» **Goal**:
Search the material for the word "large" and report each line where it turns up.

[Records contained in a dataset]
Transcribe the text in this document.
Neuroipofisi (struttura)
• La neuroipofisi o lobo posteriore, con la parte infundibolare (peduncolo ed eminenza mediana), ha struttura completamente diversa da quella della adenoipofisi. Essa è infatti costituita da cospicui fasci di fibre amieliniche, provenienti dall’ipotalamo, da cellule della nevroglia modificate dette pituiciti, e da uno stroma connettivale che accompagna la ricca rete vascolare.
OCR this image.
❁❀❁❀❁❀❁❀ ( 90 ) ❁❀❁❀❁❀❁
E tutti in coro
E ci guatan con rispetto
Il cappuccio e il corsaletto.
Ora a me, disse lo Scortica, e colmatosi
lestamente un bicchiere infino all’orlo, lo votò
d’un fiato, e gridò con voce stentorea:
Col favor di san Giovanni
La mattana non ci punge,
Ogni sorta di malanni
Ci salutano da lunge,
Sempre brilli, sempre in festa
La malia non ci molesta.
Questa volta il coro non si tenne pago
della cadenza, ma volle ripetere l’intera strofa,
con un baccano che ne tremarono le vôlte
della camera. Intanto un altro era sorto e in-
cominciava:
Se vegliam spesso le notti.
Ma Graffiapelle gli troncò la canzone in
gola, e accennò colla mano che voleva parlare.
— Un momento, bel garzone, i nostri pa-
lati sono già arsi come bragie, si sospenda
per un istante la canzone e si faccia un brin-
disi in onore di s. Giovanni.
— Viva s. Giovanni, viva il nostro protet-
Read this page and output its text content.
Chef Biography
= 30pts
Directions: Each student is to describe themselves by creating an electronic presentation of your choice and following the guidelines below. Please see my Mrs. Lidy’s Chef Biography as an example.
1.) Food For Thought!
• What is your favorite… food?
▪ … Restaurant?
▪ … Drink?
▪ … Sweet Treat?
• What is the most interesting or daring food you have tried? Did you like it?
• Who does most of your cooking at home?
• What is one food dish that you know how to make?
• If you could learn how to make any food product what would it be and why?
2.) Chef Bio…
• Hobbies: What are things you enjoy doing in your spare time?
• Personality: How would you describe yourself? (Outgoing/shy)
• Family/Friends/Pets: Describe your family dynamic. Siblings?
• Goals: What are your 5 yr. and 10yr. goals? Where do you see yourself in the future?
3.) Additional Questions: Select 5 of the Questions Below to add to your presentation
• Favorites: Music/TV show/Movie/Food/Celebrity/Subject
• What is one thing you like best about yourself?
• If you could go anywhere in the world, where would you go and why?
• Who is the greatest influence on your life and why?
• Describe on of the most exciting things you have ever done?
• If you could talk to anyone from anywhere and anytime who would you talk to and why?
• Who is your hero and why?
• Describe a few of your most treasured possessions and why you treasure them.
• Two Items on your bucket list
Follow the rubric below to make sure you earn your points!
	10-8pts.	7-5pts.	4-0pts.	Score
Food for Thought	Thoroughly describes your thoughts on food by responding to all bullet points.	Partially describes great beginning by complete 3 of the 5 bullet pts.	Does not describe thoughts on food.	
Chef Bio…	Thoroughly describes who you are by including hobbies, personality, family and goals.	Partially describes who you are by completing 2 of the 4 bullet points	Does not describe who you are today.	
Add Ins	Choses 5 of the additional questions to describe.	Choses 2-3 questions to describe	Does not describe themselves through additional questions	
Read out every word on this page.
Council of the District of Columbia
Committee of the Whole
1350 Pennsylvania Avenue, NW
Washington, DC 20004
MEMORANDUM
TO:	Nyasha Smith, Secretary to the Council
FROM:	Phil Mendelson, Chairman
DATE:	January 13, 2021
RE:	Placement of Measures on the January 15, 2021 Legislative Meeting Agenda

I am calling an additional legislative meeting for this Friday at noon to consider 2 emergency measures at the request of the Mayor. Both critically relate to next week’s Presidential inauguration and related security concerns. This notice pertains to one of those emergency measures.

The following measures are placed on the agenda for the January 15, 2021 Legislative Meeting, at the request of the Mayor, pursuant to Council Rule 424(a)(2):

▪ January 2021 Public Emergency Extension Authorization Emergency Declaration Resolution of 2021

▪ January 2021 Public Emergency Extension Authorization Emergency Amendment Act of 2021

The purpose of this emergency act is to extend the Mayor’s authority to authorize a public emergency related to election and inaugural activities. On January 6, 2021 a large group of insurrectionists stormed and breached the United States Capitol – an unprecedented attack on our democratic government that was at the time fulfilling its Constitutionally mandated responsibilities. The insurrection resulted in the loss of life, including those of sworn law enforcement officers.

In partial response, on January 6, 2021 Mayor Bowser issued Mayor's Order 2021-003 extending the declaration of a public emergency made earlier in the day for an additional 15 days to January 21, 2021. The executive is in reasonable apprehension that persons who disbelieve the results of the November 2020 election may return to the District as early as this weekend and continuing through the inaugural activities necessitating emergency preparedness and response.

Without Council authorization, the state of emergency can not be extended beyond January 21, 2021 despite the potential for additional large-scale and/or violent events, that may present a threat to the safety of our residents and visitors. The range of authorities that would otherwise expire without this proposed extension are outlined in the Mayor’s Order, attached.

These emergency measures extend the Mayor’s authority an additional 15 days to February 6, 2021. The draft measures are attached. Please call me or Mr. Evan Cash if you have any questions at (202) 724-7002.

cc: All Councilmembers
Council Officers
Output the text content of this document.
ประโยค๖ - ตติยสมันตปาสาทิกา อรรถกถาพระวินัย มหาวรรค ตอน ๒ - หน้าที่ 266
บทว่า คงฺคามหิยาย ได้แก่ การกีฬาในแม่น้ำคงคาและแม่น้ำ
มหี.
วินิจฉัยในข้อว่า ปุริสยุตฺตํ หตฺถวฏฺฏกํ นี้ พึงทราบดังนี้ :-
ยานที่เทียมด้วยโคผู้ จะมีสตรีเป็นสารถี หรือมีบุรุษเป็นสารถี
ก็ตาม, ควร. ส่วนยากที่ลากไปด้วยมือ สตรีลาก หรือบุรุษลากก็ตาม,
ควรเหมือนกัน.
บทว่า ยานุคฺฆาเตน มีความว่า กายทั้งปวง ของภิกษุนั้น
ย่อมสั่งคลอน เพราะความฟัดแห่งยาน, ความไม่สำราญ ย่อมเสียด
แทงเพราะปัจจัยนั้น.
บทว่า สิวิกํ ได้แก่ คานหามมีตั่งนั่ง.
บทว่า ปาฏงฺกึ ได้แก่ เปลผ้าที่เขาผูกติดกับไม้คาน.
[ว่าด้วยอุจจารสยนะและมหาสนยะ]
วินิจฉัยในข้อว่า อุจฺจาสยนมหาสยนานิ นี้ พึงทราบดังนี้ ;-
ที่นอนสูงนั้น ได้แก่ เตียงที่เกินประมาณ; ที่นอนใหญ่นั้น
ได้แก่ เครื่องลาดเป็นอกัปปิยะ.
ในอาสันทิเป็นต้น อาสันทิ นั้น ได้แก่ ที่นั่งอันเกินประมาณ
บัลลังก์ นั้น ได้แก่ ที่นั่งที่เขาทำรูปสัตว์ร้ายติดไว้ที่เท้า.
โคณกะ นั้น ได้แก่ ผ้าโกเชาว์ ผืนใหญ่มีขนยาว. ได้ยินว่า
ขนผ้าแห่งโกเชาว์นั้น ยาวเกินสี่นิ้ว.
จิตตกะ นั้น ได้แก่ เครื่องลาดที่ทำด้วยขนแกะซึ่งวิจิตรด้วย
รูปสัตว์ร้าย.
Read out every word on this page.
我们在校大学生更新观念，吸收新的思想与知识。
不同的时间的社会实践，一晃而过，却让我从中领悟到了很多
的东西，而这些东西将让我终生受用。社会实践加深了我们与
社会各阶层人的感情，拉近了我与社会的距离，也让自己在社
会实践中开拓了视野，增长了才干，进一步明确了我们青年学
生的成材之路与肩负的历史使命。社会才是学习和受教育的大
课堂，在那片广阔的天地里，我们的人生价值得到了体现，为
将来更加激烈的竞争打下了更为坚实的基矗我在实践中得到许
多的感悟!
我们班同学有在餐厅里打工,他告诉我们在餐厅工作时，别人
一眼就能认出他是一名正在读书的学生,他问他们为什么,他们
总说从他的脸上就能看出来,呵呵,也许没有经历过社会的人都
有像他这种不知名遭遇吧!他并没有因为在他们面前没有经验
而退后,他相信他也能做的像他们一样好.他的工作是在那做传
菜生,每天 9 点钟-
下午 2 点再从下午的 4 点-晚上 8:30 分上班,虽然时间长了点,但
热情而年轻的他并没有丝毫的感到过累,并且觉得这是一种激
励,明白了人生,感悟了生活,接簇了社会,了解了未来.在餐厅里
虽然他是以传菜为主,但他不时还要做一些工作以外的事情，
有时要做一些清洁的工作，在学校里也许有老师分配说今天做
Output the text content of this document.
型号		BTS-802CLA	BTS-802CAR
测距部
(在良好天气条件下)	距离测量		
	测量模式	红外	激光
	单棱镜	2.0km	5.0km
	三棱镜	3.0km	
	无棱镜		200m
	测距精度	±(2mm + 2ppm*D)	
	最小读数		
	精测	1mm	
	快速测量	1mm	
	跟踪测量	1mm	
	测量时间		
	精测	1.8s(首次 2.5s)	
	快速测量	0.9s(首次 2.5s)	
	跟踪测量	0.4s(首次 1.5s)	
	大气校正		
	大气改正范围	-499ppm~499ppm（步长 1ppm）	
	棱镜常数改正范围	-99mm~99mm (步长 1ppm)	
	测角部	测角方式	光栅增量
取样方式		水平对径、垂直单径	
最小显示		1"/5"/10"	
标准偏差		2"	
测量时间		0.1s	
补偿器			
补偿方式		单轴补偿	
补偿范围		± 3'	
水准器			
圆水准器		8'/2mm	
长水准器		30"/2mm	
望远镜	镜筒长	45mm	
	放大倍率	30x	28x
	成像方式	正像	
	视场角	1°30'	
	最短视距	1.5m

» **Worked answer**:
The purpose of this emergency act is to extend the Mayor’s authority to authorize a public emergency related to election and inaugural activities. On January 6, 2021 a large group of insurrectionists stormed and breached the United States Capitol – an unprecedented attack on our democratic government that was at the time fulfilling its Constitutionally mandated responsibilities. The insurrection resulted in the loss of life, including those of sworn law enforcement officers.
Without Council authorization, the state of emergency can not be extended beyond January 21, 2021 despite the potential for additional large-scale and/or violent events, that may present a threat to the safety of our residents and visitors. The range of authorities that would otherwise expire without this proposed extension are outlined in the Mayor’s Order, attached.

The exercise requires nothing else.